§ Task statement
Gather all lines from the material that contain the word "adapters".

§ Records provided
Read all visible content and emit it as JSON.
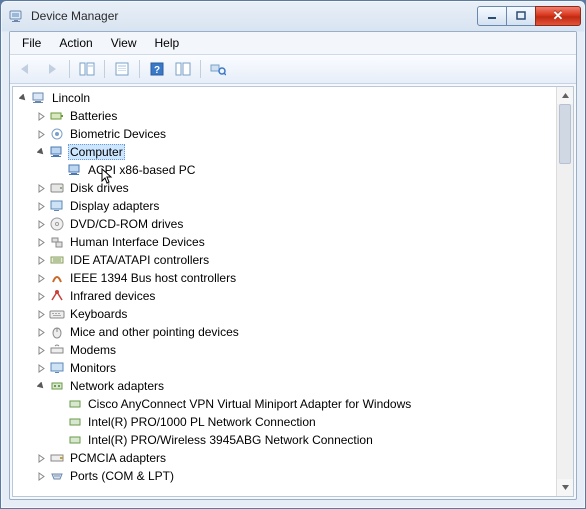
{
  "window": {
    "title": "Device Manager"
  },
  "menu": {
    "file": "File",
    "action": "Action",
    "view": "View",
    "help": "Help"
  },
  "toolbar": {
    "back": "back",
    "forward": "forward",
    "show_hide": "show-hide-console-tree",
    "properties": "properties",
    "help": "help",
    "show_hidden": "show-hidden-devices",
    "scan": "scan-for-hardware-changes"
  },
  "tree": {
    "root": "Lincoln",
    "batteries": "Batteries",
    "biometric": "Biometric Devices",
    "computer": "Computer",
    "computer_child": "ACPI x86-based PC",
    "disk": "Disk drives",
    "display": "Display adapters",
    "dvd": "DVD/CD-ROM drives",
    "hid": "Human Interface Devices",
    "ide": "IDE ATA/ATAPI controllers",
    "ieee1394": "IEEE 1394 Bus host controllers",
    "infrared": "Infrared devices",
    "keyboards": "Keyboards",
    "mice": "Mice and other pointing devices",
    "modems": "Modems",
    "monitors": "Monitors",
    "network": "Network adapters",
    "net1": "Cisco AnyConnect VPN Virtual Miniport Adapter for Windows",
    "net2": "Intel(R) PRO/1000 PL Network Connection",
    "net3": "Intel(R) PRO/Wireless 3945ABG Network Connection",
    "pcmcia": "PCMCIA adapters",
    "ports": "Ports (COM & LPT)"
  }
}
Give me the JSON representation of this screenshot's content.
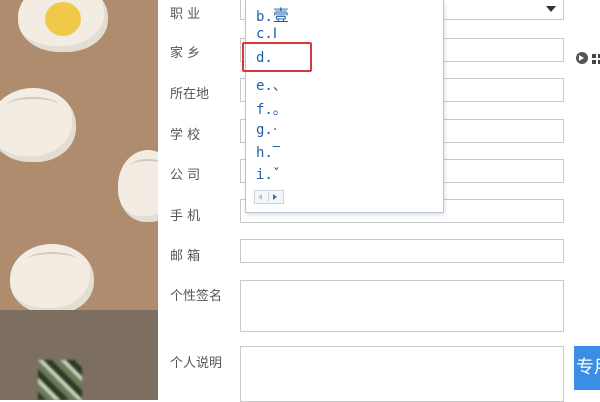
{
  "form": {
    "labels": {
      "occupation": "职 业",
      "hometown": "家 乡",
      "location": "所在地",
      "school": "学 校",
      "company": "公 司",
      "phone": "手 机",
      "email": "邮 箱",
      "signature": "个性签名",
      "bio": "个人说明"
    },
    "values": {
      "hometown": "",
      "location": "",
      "school": "",
      "company": "",
      "phone": "",
      "email": "",
      "signature": "",
      "bio": ""
    }
  },
  "candidates": {
    "items": [
      {
        "key": "b.",
        "symbol": "壹"
      },
      {
        "key": "c.",
        "symbol": "I"
      },
      {
        "key": "d.",
        "symbol": ""
      },
      {
        "key": "e.",
        "symbol": "、"
      },
      {
        "key": "f.",
        "symbol": "。"
      },
      {
        "key": "g.",
        "symbol": "·"
      },
      {
        "key": "h.",
        "symbol": "‾"
      },
      {
        "key": "i.",
        "symbol": "ˇ"
      }
    ],
    "highlighted_index": 2
  },
  "right_button": {
    "label": "专用"
  },
  "colors": {
    "wallpaper": "#b08c6e",
    "candidate_text": "#1e5fa8",
    "highlight_border": "#d9383a",
    "accent_button": "#3a8ee6",
    "field_border": "#c9c9c9"
  },
  "icons": [
    "dumpling-decoration-icon",
    "yolk-decoration-icon",
    "play-circle-icon",
    "grid-icon",
    "chevron-down-icon",
    "page-prev-icon",
    "page-next-icon"
  ]
}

§ Reply
    "display": "Display adapters",
    "network": "Network adapters",
    "pcmcia": "PCMCIA adapters",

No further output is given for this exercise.